[Collected data]
* start *

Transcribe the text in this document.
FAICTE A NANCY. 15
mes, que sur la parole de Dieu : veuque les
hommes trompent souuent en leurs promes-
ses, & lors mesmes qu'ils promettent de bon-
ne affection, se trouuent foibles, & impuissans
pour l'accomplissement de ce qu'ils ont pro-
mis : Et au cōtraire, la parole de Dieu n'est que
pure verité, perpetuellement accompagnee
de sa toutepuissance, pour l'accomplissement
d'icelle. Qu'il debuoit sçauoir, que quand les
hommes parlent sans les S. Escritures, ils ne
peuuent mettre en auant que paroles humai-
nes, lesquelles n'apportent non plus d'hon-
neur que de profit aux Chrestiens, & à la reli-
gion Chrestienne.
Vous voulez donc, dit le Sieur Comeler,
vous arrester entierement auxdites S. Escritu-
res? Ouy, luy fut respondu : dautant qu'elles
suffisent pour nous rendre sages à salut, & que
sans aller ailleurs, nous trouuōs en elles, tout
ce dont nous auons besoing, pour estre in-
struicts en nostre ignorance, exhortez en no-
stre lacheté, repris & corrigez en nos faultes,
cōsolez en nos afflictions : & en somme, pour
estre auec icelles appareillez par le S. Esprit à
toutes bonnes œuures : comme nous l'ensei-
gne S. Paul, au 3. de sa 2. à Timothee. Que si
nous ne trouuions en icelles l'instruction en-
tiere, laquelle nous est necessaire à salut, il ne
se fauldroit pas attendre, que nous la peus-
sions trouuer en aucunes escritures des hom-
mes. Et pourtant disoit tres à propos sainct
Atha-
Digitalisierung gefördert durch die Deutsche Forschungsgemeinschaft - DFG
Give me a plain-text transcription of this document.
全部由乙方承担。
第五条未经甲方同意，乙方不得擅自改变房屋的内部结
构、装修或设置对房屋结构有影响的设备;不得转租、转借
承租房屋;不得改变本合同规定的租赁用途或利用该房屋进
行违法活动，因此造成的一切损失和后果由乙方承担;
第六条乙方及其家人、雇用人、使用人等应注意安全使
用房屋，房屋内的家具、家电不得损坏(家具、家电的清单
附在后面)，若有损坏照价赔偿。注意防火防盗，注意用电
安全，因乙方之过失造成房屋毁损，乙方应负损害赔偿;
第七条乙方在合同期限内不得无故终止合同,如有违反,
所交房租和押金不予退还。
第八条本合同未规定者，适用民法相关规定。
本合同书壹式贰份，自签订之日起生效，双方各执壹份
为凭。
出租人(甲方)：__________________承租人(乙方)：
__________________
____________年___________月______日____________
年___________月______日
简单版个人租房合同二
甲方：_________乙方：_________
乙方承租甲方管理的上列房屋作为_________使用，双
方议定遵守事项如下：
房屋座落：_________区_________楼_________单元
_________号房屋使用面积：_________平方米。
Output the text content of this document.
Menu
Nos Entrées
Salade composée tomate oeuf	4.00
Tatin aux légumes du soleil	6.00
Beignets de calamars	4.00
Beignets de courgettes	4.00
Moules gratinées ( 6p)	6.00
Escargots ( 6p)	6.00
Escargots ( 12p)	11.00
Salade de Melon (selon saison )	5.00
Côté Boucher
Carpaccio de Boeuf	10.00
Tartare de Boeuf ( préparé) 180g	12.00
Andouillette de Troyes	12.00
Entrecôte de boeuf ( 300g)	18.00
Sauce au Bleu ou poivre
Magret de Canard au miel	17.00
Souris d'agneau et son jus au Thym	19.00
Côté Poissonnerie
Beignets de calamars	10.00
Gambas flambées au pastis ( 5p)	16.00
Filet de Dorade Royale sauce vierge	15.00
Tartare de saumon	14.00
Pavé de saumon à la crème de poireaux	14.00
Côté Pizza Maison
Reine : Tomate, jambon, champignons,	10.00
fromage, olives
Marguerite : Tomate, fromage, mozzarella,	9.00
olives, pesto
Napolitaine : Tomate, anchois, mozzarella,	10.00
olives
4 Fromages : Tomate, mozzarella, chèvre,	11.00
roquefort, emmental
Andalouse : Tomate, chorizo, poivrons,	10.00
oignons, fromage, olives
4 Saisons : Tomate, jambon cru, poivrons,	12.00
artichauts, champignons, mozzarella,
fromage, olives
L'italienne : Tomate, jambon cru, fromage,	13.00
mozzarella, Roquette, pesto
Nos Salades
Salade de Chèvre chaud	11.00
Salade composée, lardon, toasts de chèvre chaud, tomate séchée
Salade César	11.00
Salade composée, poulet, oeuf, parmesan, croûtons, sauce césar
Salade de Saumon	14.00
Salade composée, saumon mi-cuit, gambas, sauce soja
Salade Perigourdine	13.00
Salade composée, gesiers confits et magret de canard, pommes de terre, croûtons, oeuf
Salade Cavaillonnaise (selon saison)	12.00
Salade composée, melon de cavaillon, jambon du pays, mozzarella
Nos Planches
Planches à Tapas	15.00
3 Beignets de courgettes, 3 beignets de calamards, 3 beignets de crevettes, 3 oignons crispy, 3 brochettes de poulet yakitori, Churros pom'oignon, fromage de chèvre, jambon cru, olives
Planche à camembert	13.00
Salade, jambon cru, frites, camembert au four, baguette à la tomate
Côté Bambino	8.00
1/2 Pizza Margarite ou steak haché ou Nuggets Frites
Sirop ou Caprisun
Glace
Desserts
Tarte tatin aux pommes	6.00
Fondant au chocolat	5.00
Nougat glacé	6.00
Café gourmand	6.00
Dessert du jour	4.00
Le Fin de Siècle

* end *

## Problem to work on:
Using the records above, copy each line that contains "champignons".

## Task solution:
Reine : Tomate, jambon, champignons,	10.00
artichauts, champignons, mozzarella,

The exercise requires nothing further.